====== RECORDS PROVIDED ======

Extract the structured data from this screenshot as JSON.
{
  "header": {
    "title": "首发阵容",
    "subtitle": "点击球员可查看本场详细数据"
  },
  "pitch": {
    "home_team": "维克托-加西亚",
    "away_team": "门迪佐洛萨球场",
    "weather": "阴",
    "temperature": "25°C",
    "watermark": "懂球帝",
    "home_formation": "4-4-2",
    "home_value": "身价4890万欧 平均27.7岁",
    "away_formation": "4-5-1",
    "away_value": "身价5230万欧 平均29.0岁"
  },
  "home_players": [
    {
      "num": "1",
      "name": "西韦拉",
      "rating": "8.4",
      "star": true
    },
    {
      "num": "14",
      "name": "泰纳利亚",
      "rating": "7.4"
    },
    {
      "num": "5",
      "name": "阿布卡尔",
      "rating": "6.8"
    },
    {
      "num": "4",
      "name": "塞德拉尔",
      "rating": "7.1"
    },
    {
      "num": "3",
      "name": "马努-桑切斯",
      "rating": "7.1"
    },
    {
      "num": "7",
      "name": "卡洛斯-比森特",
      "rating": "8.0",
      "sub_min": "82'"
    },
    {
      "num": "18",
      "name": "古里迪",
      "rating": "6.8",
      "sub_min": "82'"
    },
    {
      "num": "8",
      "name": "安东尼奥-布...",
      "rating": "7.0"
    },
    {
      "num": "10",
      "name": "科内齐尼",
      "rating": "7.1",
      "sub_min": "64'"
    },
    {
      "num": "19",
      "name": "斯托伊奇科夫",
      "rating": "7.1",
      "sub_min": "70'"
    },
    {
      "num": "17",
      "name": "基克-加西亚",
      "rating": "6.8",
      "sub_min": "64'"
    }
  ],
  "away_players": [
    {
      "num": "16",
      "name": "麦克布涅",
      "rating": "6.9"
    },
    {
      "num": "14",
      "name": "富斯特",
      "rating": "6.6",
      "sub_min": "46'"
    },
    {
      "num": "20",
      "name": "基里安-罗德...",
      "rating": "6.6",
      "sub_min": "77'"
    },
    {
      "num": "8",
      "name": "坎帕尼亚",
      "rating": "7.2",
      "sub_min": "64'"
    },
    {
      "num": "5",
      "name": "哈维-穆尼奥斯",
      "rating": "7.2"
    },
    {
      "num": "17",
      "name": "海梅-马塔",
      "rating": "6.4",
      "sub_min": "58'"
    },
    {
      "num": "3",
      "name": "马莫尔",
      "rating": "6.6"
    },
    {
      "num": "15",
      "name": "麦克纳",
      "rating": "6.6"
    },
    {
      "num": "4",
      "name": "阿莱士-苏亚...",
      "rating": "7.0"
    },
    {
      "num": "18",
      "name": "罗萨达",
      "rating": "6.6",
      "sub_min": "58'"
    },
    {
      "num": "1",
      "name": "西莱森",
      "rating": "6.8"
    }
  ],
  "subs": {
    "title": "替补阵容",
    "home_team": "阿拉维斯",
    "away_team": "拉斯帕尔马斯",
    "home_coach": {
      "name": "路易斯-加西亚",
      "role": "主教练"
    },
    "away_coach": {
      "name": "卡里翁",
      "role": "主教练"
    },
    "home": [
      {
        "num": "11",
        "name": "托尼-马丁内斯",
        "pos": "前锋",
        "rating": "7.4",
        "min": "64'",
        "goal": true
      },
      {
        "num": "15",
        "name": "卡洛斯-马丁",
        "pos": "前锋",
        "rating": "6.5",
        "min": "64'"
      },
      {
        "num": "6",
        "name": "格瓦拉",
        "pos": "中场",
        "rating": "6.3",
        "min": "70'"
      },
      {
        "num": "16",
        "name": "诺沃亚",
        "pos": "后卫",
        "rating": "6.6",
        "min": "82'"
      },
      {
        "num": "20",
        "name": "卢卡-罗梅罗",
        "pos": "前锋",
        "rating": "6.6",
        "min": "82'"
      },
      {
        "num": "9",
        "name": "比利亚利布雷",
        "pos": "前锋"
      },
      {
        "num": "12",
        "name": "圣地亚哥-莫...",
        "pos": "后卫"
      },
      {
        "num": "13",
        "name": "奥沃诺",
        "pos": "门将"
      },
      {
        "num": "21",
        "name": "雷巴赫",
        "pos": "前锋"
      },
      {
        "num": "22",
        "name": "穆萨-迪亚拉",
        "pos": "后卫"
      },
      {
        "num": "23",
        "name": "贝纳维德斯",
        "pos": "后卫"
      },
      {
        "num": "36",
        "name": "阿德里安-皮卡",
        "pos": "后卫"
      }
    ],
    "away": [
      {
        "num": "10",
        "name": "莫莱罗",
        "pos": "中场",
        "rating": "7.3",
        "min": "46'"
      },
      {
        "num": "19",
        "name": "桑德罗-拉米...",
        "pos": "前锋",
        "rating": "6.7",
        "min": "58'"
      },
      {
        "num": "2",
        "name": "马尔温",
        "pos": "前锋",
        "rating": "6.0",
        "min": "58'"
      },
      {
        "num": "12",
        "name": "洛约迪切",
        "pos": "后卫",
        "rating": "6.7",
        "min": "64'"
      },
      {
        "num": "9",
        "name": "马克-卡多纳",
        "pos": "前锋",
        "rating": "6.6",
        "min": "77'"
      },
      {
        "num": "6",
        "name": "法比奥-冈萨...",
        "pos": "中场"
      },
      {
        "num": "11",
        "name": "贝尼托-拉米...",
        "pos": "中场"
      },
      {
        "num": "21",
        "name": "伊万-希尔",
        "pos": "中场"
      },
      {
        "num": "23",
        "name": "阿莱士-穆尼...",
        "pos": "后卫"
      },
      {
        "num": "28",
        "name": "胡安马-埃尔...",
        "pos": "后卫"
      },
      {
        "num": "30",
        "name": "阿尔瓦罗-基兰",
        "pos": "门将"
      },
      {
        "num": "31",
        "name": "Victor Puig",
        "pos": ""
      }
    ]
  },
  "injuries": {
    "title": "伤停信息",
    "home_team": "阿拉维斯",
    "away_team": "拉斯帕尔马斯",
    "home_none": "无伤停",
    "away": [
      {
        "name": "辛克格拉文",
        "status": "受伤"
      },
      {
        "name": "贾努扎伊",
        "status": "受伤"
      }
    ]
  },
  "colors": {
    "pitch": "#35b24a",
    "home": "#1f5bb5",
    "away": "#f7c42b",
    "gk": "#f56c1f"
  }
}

======

→ STATED EXERCISE:
Provide an exact reproduction of all the entries shown above.

→ TASK RESPONSE:
Extract the structured data from this screenshot as JSON.
{
  "header": {
    "title": "首发阵容",
    "subtitle": "点击球员可查看本场详细数据"
  },
  "pitch": {
    "home_team": "维克托-加西亚",
    "away_team": "门迪佐洛萨球场",
    "weather": "阴",
    "temperature": "25°C",
    "watermark": "懂球帝",
    "home_formation": "4-4-2",
    "home_value": "身价4890万欧 平均27.7岁",
    "away_formation": "4-5-1",
    "away_value": "身价5230万欧 平均29.0岁"
  },
  "home_players": [
    {
      "num": "1",
      "name": "西韦拉",
      "rating": "8.4",
      "star": true
    },
    {
      "num": "14",
      "name": "泰纳利亚",
      "rating": "7.4"
    },
    {
      "num": "5",
      "name": "阿布卡尔",
      "rating": "6.8"
    },
    {
      "num": "4",
      "name": "塞德拉尔",
      "rating": "7.1"
    },
    {
      "num": "3",
      "name": "马努-桑切斯",
      "rating": "7.1"
    },
    {
      "num": "7",
      "name": "卡洛斯-比森特",
      "rating": "8.0",
      "sub_min": "82'"
    },
    {
      "num": "18",
      "name": "古里迪",
      "rating": "6.8",
      "sub_min": "82'"
    },
    {
      "num": "8",
      "name": "安东尼奥-布...",
      "rating": "7.0"
    },
    {
      "num": "10",
      "name": "科内齐尼",
      "rating": "7.1",
      "sub_min": "64'"
    },
    {
      "num": "19",
      "name": "斯托伊奇科夫",
      "rating": "7.1",
      "sub_min": "70'"
    },
    {
      "num": "17",
      "name": "基克-加西亚",
      "rating": "6.8",
      "sub_min": "64'"
    }
  ],
  "away_players": [
    {
      "num": "16",
      "name": "麦克布涅",
      "rating": "6.9"
    },
    {
      "num": "14",
      "name": "富斯特",
      "rating": "6.6",
      "sub_min": "46'"
    },
    {
      "num": "20",
      "name": "基里安-罗德...",
      "rating": "6.6",
      "sub_min": "77'"
    },
    {
      "num": "8",
      "name": "坎帕尼亚",
      "rating": "7.2",
      "sub_min": "64'"
    },
    {
      "num": "5",
      "name": "哈维-穆尼奥斯",
      "rating": "7.2"
    },
    {
      "num": "17",
      "name": "海梅-马塔",
      "rating": "6.4",
      "sub_min": "58'"
    },
    {
      "num": "3",
      "name": "马莫尔",
      "rating": "6.6"
    },
    {
      "num": "15",
      "name": "麦克纳",
      "rating": "6.6"
    },
    {
      "num": "4",
      "name": "阿莱士-苏亚...",
      "rating": "7.0"
    },
    {
      "num": "18",
      "name": "罗萨达",
      "rating": "6.6",
      "sub_min": "58'"
    },
    {
      "num": "1",
      "name": "西莱森",
      "rating": "6.8"
    }
  ],
  "subs": {
    "title": "替补阵容",
    "home_team": "阿拉维斯",
    "away_team": "拉斯帕尔马斯",
    "home_coach": {
      "name": "路易斯-加西亚",
      "role": "主教练"
    },
    "away_coach": {
      "name": "卡里翁",
      "role": "主教练"
    },
    "home": [
      {
        "num": "11",
        "name": "托尼-马丁内斯",
        "pos": "前锋",
        "rating": "7.4",
        "min": "64'",
        "goal": true
      },
      {
        "num": "15",
        "name": "卡洛斯-马丁",
        "pos": "前锋",
        "rating": "6.5",
        "min": "64'"
      },
      {
        "num": "6",
        "name": "格瓦拉",
        "pos": "中场",
        "rating": "6.3",
        "min": "70'"
      },
      {
        "num": "16",
        "name": "诺沃亚",
        "pos": "后卫",
        "rating": "6.6",
        "min": "82'"
      },
      {
        "num": "20",
        "name": "卢卡-罗梅罗",
        "pos": "前锋",
        "rating": "6.6",
        "min": "82'"
      },
      {
        "num": "9",
        "name": "比利亚利布雷",
        "pos": "前锋"
      },
      {
        "num": "12",
        "name": "圣地亚哥-莫...",
        "pos": "后卫"
      },
      {
        "num": "13",
        "name": "奥沃诺",
        "pos": "门将"
      },
      {
        "num": "21",
        "name": "雷巴赫",
        "pos": "前锋"
      },
      {
        "num": "22",
        "name": "穆萨-迪亚拉",
        "pos": "后卫"
      },
      {
        "num": "23",
        "name": "贝纳维德斯",
        "pos": "后卫"
      },
      {
        "num": "36",
        "name": "阿德里安-皮卡",
        "pos": "后卫"
      }
    ],
    "away": [
      {
        "num": "10",
        "name": "莫莱罗",
        "pos": "中场",
        "rating": "7.3",
        "min": "46'"
      },
      {
        "num": "19",
        "name": "桑德罗-拉米...",
        "pos": "前锋",
        "rating": "6.7",
        "min": "58'"
      },
      {
        "num": "2",
        "name": "马尔温",
        "pos": "前锋",
        "rating": "6.0",
        "min": "58'"
      },
      {
        "num": "12",
        "name": "洛约迪切",
        "pos": "后卫",
        "rating": "6.7",
        "min": "64'"
      },
      {
        "num": "9",
        "name": "马克-卡多纳",
        "pos": "前锋",
        "rating": "6.6",
        "min": "77'"
      },
      {
        "num": "6",
        "name": "法比奥-冈萨...",
        "pos": "中场"
      },
      {
        "num": "11",
        "name": "贝尼托-拉米...",
        "pos": "中场"
      },
      {
        "num": "21",
        "name": "伊万-希尔",
        "pos": "中场"
      },
      {
        "num": "23",
        "name": "阿莱士-穆尼...",
        "pos": "后卫"
      },
      {
        "num": "28",
        "name": "胡安马-埃尔...",
        "pos": "后卫"
      },
      {
        "num": "30",
        "name": "阿尔瓦罗-基兰",
        "pos": "门将"
      },
      {
        "num": "31",
        "name": "Victor Puig",
        "pos": ""
      }
    ]
  },
  "injuries": {
    "title": "伤停信息",
    "home_team": "阿拉维斯",
    "away_team": "拉斯帕尔马斯",
    "home_none": "无伤停",
    "away": [
      {
        "name": "辛克格拉文",
        "status": "受伤"
      },
      {
        "name": "贾努扎伊",
        "status": "受伤"
      }
    ]
  },
  "colors": {
    "pitch": "#35b24a",
    "home": "#1f5bb5",
    "away": "#f7c42b",
    "gk": "#f56c1f"
  }
}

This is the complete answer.